Data supplied
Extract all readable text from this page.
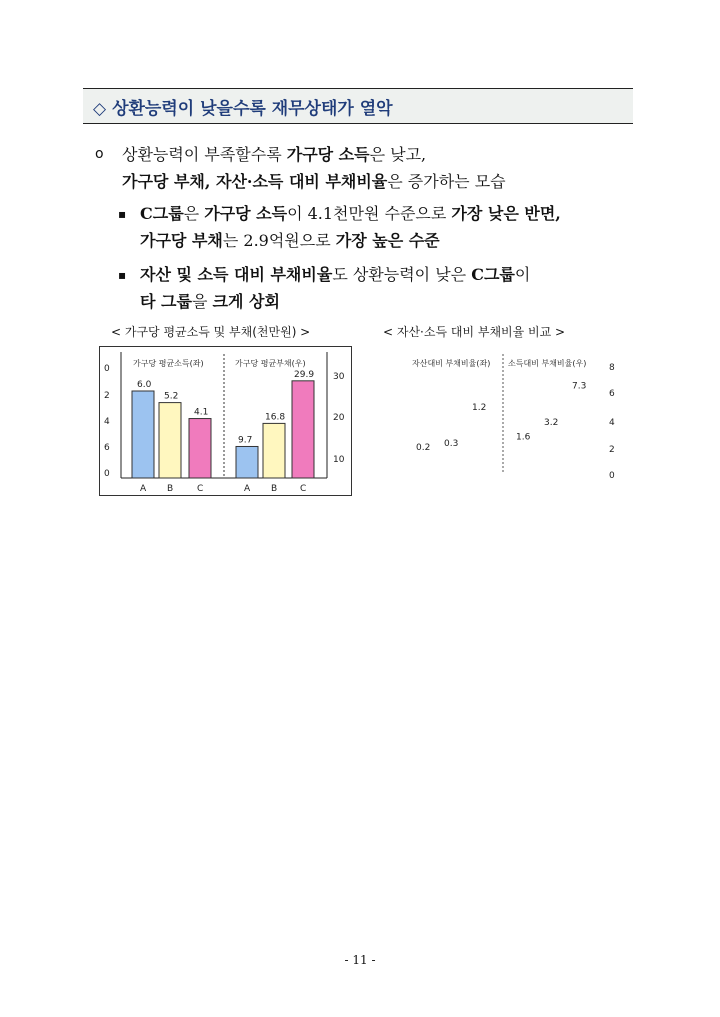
◇ 상환능력이 낮을수록 재무상태가 열악
o 상환능력이 부족할수록 가구당 소득은 낮고,
가구당 부채, 자산·소득 대비 부채비율은 증가하는 모습
▪ C그룹은 가구당 소득이 4.1천만원 수준으로 가장 낮은 반면,
가구당 부채는 2.9억원으로 가장 높은 수준
▪ 자산 및 소득 대비 부채비율도 상환능력이 낮은 C그룹이
타 그룹을 크게 상회
< 가구당 평균소득 및 부채(천만원) >	< 자산·소득 대비 부채비율 비교 >
가구당 평균소득(좌)	가구당 평균부채(우)
0
2
4
6
0
10
20
30
6.0
5.2
4.1
9.7
16.8
29.9
A B	C	A B	C
자산대비 부채비율(좌) 소득대비 부채비율(우)
0.2 0.3
1.2
1.6
3.2
7.3
0
2
4
6
8
- 11 -
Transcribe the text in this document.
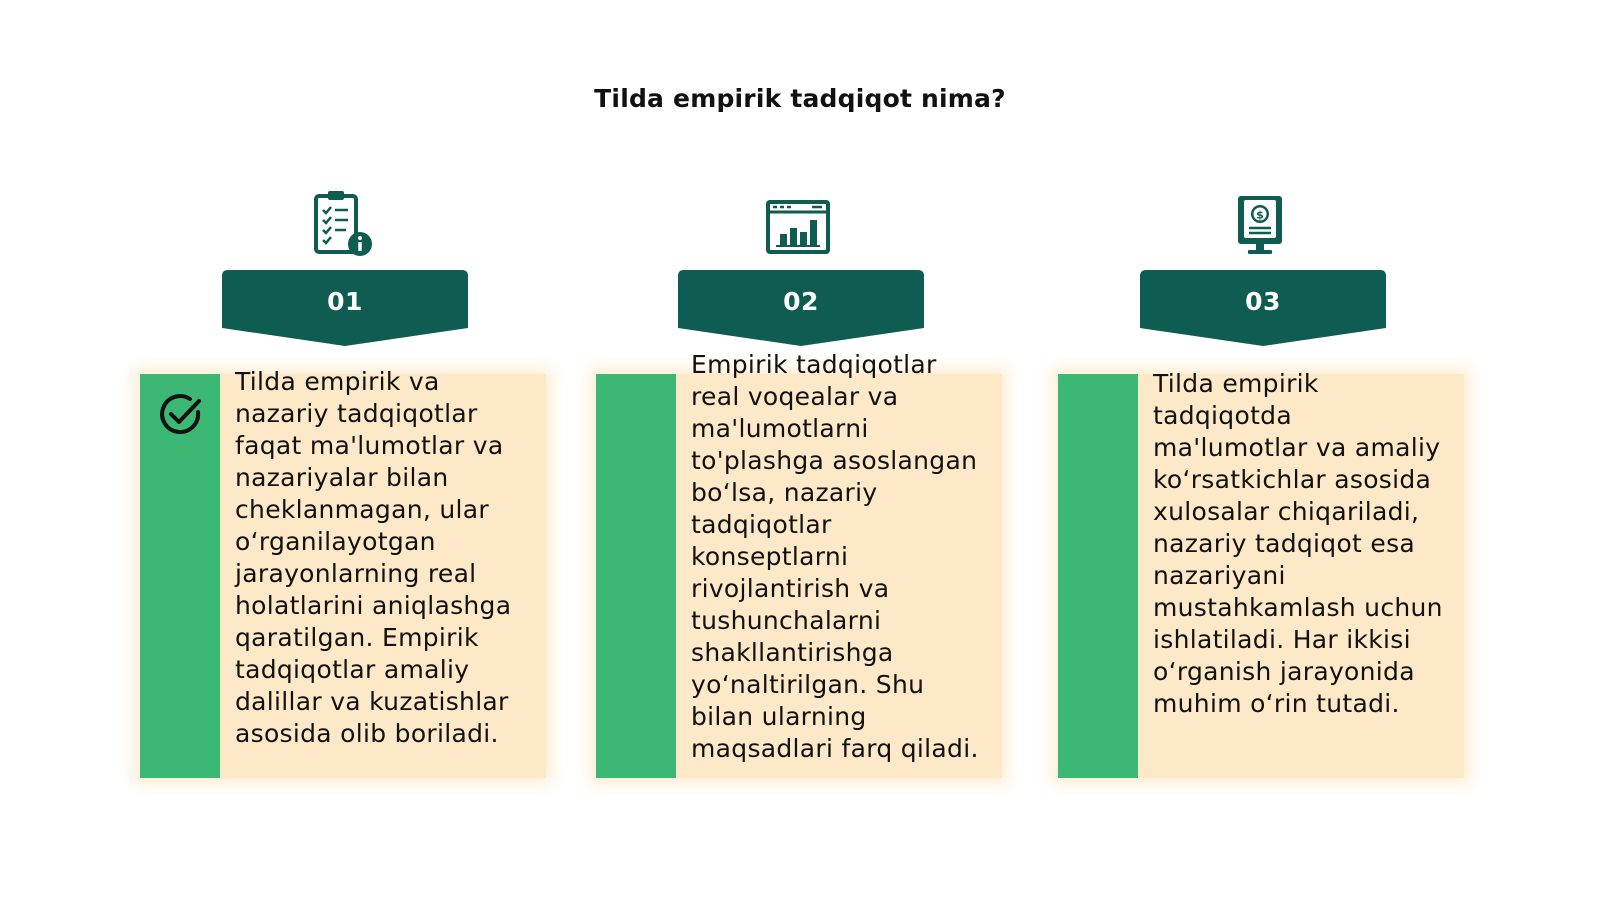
Tilda empirik tadqiqot nima?
01
Tilda empirik va nazariy tadqiqotlar faqat ma'lumotlar va nazariyalar bilan cheklanmagan, ular o‘rganilayotgan jarayonlarning real holatlarini aniqlashga qaratilgan. Empirik tadqiqotlar amaliy dalillar va kuzatishlar asosida olib boriladi.
02
Empirik tadqiqotlar real voqealar va ma'lumotlarni to'plashga asoslangan bo‘lsa, nazariy tadqiqotlar konseptlarni rivojlantirish va tushunchalarni shakllantirishga yo‘naltirilgan. Shu bilan ularning maqsadlari farq qiladi.
$
03
Tilda empirik tadqiqotda ma'lumotlar va amaliy ko‘rsatkichlar asosida xulosalar chiqariladi, nazariy tadqiqot esa nazariyani mustahkamlash uchun ishlatiladi. Har ikkisi o‘rganish jarayonida muhim o‘rin tutadi.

What you will do
Pull out all lines from the listing that contain the string "상환능력이".

Final result
◇ 상환능력이 낮을수록 재무상태가 열악
o 상환능력이 부족할수록 가구당 소득은 낮고,
▪ 자산 및 소득 대비 부채비율도 상환능력이 낮은 C그룹이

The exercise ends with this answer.